[Extracted data entries]
--*--

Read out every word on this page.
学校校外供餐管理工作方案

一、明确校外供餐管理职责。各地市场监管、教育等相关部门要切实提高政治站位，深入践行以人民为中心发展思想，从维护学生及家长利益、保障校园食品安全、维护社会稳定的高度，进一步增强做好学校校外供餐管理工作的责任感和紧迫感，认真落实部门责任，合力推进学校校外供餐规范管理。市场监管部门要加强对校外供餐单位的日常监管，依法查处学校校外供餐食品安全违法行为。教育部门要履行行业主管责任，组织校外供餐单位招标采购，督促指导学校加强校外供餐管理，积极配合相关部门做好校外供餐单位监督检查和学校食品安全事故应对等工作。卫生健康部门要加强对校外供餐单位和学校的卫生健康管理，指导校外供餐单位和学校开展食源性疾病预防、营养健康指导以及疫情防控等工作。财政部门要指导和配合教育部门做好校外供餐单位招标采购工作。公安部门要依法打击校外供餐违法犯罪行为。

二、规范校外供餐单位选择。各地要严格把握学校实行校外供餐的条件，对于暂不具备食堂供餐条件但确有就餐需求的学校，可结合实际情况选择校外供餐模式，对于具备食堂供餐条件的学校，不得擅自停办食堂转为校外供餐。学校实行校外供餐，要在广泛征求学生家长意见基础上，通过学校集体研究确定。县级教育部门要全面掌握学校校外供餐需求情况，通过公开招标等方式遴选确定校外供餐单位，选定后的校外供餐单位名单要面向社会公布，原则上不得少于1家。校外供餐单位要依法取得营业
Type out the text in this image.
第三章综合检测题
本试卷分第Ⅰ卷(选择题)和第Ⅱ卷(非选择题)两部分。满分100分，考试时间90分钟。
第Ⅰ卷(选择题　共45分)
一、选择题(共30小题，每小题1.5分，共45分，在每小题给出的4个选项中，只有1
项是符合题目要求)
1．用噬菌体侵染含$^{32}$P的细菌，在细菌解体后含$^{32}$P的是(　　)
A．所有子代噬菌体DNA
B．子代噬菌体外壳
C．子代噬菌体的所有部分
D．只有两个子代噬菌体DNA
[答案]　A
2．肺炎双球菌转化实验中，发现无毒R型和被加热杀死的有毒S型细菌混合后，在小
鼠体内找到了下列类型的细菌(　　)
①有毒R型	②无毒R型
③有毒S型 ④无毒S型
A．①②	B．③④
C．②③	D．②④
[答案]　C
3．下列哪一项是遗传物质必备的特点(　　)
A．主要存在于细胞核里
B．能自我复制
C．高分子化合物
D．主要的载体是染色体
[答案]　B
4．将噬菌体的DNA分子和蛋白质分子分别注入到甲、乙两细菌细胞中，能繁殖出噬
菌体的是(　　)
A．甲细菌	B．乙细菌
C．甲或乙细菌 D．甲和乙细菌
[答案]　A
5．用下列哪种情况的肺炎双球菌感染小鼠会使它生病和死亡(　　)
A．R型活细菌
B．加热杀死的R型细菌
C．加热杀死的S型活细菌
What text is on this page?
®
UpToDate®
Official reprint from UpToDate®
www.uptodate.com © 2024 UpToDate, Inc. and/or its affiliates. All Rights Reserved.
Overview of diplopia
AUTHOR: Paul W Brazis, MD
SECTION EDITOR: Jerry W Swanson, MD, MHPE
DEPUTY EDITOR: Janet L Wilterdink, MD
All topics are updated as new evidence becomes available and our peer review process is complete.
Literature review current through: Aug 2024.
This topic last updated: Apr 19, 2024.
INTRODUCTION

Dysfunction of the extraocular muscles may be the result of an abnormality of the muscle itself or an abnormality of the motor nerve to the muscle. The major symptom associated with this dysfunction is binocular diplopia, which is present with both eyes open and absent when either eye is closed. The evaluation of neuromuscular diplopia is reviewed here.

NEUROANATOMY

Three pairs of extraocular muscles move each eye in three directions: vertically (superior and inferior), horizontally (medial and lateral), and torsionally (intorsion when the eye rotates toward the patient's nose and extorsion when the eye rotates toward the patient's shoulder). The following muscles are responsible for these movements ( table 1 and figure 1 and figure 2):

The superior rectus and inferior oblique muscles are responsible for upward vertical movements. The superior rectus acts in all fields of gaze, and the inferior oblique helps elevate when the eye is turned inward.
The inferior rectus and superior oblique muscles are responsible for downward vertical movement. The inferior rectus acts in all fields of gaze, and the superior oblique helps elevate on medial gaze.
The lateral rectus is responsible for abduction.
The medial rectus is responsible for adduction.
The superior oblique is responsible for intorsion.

--*--

● INSTRUCTIONS TO FOLLOW: Please restate the data word for word, every record included.

● TASK RESPONSE:
Read out every word on this page.
学校校外供餐管理工作方案

一、明确校外供餐管理职责。各地市场监管、教育等相关部门要切实提高政治站位，深入践行以人民为中心发展思想，从维护学生及家长利益、保障校园食品安全、维护社会稳定的高度，进一步增强做好学校校外供餐管理工作的责任感和紧迫感，认真落实部门责任，合力推进学校校外供餐规范管理。市场监管部门要加强对校外供餐单位的日常监管，依法查处学校校外供餐食品安全违法行为。教育部门要履行行业主管责任，组织校外供餐单位招标采购，督促指导学校加强校外供餐管理，积极配合相关部门做好校外供餐单位监督检查和学校食品安全事故应对等工作。卫生健康部门要加强对校外供餐单位和学校的卫生健康管理，指导校外供餐单位和学校开展食源性疾病预防、营养健康指导以及疫情防控等工作。财政部门要指导和配合教育部门做好校外供餐单位招标采购工作。公安部门要依法打击校外供餐违法犯罪行为。

二、规范校外供餐单位选择。各地要严格把握学校实行校外供餐的条件，对于暂不具备食堂供餐条件但确有就餐需求的学校，可结合实际情况选择校外供餐模式，对于具备食堂供餐条件的学校，不得擅自停办食堂转为校外供餐。学校实行校外供餐，要在广泛征求学生家长意见基础上，通过学校集体研究确定。县级教育部门要全面掌握学校校外供餐需求情况，通过公开招标等方式遴选确定校外供餐单位，选定后的校外供餐单位名单要面向社会公布，原则上不得少于1家。校外供餐单位要依法取得营业
Type out the text in this image.
第三章综合检测题
本试卷分第Ⅰ卷(选择题)和第Ⅱ卷(非选择题)两部分。满分100分，考试时间90分钟。
第Ⅰ卷(选择题　共45分)
一、选择题(共30小题，每小题1.5分，共45分，在每小题给出的4个选项中，只有1
项是符合题目要求)
1．用噬菌体侵染含$^{32}$P的细菌，在细菌解体后含$^{32}$P的是(　　)
A．所有子代噬菌体DNA
B．子代噬菌体外壳
C．子代噬菌体的所有部分
D．只有两个子代噬菌体DNA
[答案]　A
2．肺炎双球菌转化实验中，发现无毒R型和被加热杀死的有毒S型细菌混合后，在小
鼠体内找到了下列类型的细菌(　　)
①有毒R型	②无毒R型
③有毒S型 ④无毒S型
A．①②	B．③④
C．②③	D．②④
[答案]　C
3．下列哪一项是遗传物质必备的特点(　　)
A．主要存在于细胞核里
B．能自我复制
C．高分子化合物
D．主要的载体是染色体
[答案]　B
4．将噬菌体的DNA分子和蛋白质分子分别注入到甲、乙两细菌细胞中，能繁殖出噬
菌体的是(　　)
A．甲细菌	B．乙细菌
C．甲或乙细菌 D．甲和乙细菌
[答案]　A
5．用下列哪种情况的肺炎双球菌感染小鼠会使它生病和死亡(　　)
A．R型活细菌
B．加热杀死的R型细菌
C．加热杀死的S型活细菌
What text is on this page?
®
UpToDate®
Official reprint from UpToDate®
www.uptodate.com © 2024 UpToDate, Inc. and/or its affiliates. All Rights Reserved.
Overview of diplopia
AUTHOR: Paul W Brazis, MD
SECTION EDITOR: Jerry W Swanson, MD, MHPE
DEPUTY EDITOR: Janet L Wilterdink, MD
All topics are updated as new evidence becomes available and our peer review process is complete.
Literature review current through: Aug 2024.
This topic last updated: Apr 19, 2024.
INTRODUCTION

Dysfunction of the extraocular muscles may be the result of an abnormality of the muscle itself or an abnormality of the motor nerve to the muscle. The major symptom associated with this dysfunction is binocular diplopia, which is present with both eyes open and absent when either eye is closed. The evaluation of neuromuscular diplopia is reviewed here.

NEUROANATOMY

Three pairs of extraocular muscles move each eye in three directions: vertically (superior and inferior), horizontally (medial and lateral), and torsionally (intorsion when the eye rotates toward the patient's nose and extorsion when the eye rotates toward the patient's shoulder). The following muscles are responsible for these movements ( table 1 and figure 1 and figure 2):

The superior rectus and inferior oblique muscles are responsible for upward vertical movements. The superior rectus acts in all fields of gaze, and the inferior oblique helps elevate when the eye is turned inward.
The inferior rectus and superior oblique muscles are responsible for downward vertical movement. The inferior rectus acts in all fields of gaze, and the superior oblique helps elevate on medial gaze.
The lateral rectus is responsible for abduction.
The medial rectus is responsible for adduction.
The superior oblique is responsible for intorsion.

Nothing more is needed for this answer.